[Source records]

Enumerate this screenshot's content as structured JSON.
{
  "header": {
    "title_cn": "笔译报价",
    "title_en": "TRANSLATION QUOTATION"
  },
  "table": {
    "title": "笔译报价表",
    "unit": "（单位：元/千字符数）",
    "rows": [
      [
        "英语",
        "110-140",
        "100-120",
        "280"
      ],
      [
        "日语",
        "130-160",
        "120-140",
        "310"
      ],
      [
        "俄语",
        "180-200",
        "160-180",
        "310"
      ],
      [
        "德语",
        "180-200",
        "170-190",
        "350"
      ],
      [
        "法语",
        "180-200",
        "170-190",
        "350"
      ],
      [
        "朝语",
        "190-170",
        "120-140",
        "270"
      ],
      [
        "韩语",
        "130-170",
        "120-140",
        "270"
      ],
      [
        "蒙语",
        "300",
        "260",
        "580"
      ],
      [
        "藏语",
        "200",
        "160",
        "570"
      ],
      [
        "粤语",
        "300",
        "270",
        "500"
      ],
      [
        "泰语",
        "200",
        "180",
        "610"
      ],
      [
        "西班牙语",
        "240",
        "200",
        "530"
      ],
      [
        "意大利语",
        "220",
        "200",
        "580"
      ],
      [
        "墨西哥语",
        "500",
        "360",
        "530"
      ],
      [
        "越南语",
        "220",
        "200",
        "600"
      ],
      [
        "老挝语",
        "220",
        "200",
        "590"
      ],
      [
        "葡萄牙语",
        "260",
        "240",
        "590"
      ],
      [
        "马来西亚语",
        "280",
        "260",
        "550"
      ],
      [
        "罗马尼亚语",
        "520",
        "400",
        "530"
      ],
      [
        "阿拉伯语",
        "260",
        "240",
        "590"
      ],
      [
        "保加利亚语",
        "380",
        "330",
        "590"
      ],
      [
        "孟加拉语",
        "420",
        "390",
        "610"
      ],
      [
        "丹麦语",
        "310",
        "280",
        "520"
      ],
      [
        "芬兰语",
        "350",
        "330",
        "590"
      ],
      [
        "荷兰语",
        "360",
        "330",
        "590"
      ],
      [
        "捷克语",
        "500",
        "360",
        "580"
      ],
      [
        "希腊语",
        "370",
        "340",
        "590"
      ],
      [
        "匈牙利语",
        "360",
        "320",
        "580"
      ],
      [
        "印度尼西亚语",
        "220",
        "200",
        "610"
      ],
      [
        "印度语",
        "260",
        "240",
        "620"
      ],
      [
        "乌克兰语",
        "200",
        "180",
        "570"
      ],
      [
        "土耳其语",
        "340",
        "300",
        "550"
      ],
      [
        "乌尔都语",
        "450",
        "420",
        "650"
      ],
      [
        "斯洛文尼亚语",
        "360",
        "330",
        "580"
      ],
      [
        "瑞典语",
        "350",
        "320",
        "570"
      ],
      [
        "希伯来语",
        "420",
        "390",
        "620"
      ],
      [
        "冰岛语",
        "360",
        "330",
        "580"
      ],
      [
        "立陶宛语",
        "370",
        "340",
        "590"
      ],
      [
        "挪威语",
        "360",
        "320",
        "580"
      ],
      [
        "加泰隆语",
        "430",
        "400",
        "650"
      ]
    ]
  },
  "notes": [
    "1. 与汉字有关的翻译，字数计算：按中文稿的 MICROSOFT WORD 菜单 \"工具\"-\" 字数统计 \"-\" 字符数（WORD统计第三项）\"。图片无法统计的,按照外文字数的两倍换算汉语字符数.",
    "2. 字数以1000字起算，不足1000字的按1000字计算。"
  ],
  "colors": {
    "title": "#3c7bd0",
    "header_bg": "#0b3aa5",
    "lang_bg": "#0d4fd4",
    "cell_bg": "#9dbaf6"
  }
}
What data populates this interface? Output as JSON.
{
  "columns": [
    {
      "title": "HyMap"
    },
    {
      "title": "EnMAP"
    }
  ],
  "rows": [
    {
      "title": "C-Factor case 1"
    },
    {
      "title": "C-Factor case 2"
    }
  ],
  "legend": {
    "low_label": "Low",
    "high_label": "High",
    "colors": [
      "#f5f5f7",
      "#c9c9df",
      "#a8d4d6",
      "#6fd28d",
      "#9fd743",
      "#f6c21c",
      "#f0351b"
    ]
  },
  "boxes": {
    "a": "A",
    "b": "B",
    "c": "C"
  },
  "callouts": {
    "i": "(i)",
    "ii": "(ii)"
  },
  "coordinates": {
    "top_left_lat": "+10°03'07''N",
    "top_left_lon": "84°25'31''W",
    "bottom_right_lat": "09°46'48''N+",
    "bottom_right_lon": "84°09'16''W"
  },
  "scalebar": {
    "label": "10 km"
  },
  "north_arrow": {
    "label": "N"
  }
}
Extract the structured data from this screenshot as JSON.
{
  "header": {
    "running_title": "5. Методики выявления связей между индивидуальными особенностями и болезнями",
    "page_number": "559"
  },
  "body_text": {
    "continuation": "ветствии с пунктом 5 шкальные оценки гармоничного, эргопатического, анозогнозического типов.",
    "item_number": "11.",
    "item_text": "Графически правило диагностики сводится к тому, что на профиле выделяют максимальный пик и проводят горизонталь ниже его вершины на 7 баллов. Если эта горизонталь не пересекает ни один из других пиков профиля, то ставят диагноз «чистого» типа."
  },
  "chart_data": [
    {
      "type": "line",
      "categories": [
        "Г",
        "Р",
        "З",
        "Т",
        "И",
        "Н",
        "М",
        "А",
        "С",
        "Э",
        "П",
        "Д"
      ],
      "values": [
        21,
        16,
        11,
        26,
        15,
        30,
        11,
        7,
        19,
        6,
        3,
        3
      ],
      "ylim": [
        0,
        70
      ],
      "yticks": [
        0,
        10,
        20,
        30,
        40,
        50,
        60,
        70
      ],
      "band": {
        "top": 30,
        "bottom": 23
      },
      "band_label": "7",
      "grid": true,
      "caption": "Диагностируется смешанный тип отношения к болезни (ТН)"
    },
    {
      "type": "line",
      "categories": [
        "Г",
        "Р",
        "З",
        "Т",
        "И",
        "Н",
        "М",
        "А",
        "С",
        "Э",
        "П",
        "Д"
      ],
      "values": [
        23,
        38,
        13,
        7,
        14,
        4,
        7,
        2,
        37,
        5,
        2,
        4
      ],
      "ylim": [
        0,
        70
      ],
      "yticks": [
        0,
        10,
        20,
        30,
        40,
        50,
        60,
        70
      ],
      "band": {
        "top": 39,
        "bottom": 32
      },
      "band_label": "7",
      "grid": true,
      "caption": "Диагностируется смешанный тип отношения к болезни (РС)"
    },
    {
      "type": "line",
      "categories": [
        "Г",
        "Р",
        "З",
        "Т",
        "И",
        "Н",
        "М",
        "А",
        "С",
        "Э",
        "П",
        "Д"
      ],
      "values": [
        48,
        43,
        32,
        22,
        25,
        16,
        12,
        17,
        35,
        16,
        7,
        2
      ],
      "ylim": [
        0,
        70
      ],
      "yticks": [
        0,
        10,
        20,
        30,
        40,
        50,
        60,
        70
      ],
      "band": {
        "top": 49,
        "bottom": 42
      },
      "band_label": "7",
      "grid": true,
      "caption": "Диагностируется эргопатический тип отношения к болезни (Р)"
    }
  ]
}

## Brief
Show every line of the records above that contains the word "this".

## Written response
Enumerate this screenshot's content as structured JSON.
What data populates this interface? Output as JSON.
Extract the structured data from this screenshot as JSON.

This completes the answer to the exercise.